## [Given instruction]
Return every line of the records below verbatim, with no pictures in the copy.

______

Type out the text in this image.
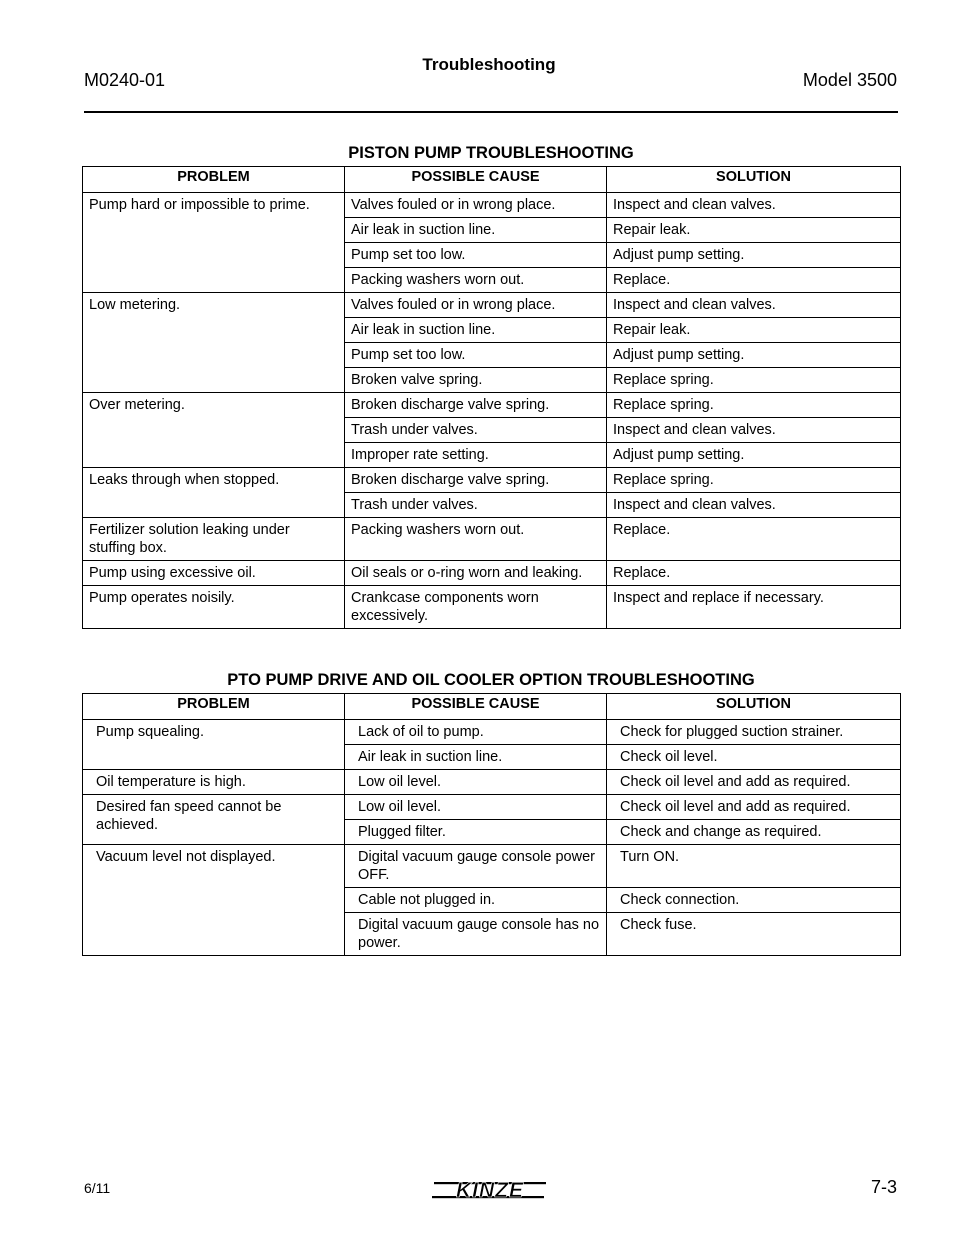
M0240-01
Troubleshooting
Model 3500
PISTON PUMP TROUBLESHOOTING
PROBLEM	POSSIBLE CAUSE	SOLUTION
Pump hard or impossible to prime.	Valves fouled or in wrong place.	Inspect and clean valves.
	Air leak in suction line.	Repair leak.
	Pump set too low.	Adjust pump setting.
	Packing washers worn out.	Replace.
Low metering.	Valves fouled or in wrong place.	Inspect and clean valves.
	Air leak in suction line.	Repair leak.
	Pump set too low.	Adjust pump setting.
	Broken valve spring.	Replace spring.
Over metering.	Broken discharge valve spring.	Replace spring.
	Trash under valves.	Inspect and clean valves.
	Improper rate setting.	Adjust pump setting.
Leaks through when stopped.	Broken discharge valve spring.	Replace spring.
	Trash under valves.	Inspect and clean valves.
Fertilizer solution leaking under stuffing box.	Packing washers worn out.	Replace.
Pump using excessive oil.	Oil seals or o-ring worn and leaking.	Replace.
Pump operates noisily.	Crankcase components worn excessively.	Inspect and replace if necessary.
PTO PUMP DRIVE AND OIL COOLER OPTION TROUBLESHOOTING
PROBLEM	POSSIBLE CAUSE	SOLUTION
Pump squealing.	Lack of oil to pump.	Check for plugged suction strainer.
	Air leak in suction line.	Check oil level.
Oil temperature is high.	Low oil level.	Check oil level and add as required.
Desired fan speed cannot be achieved.	Low oil level.	Check oil level and add as required.
	Plugged filter.	Check and change as required.
Vacuum level not displayed.	Digital vacuum gauge console power OFF.	Turn ON.
	Cable not plugged in.	Check connection.
	Digital vacuum gauge console has no power.	Check fuse.
6/11	KINZE	7-3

______

## [Answer for the task]
Type out the text in this image.
M0240-01
Troubleshooting
Model 3500
PISTON PUMP TROUBLESHOOTING
PROBLEM	POSSIBLE CAUSE	SOLUTION
Pump hard or impossible to prime.	Valves fouled or in wrong place.	Inspect and clean valves.
	Air leak in suction line.	Repair leak.
	Pump set too low.	Adjust pump setting.
	Packing washers worn out.	Replace.
Low metering.	Valves fouled or in wrong place.	Inspect and clean valves.
	Air leak in suction line.	Repair leak.
	Pump set too low.	Adjust pump setting.
	Broken valve spring.	Replace spring.
Over metering.	Broken discharge valve spring.	Replace spring.
	Trash under valves.	Inspect and clean valves.
	Improper rate setting.	Adjust pump setting.
Leaks through when stopped.	Broken discharge valve spring.	Replace spring.
	Trash under valves.	Inspect and clean valves.
Fertilizer solution leaking under stuffing box.	Packing washers worn out.	Replace.
Pump using excessive oil.	Oil seals or o-ring worn and leaking.	Replace.
Pump operates noisily.	Crankcase components worn excessively.	Inspect and replace if necessary.
PTO PUMP DRIVE AND OIL COOLER OPTION TROUBLESHOOTING
PROBLEM	POSSIBLE CAUSE	SOLUTION
Pump squealing.	Lack of oil to pump.	Check for plugged suction strainer.
	Air leak in suction line.	Check oil level.
Oil temperature is high.	Low oil level.	Check oil level and add as required.
Desired fan speed cannot be achieved.	Low oil level.	Check oil level and add as required.
	Plugged filter.	Check and change as required.
Vacuum level not displayed.	Digital vacuum gauge console power OFF.	Turn ON.
	Cable not plugged in.	Check connection.
	Digital vacuum gauge console has no power.	Check fuse.
6/11	KINZE	7-3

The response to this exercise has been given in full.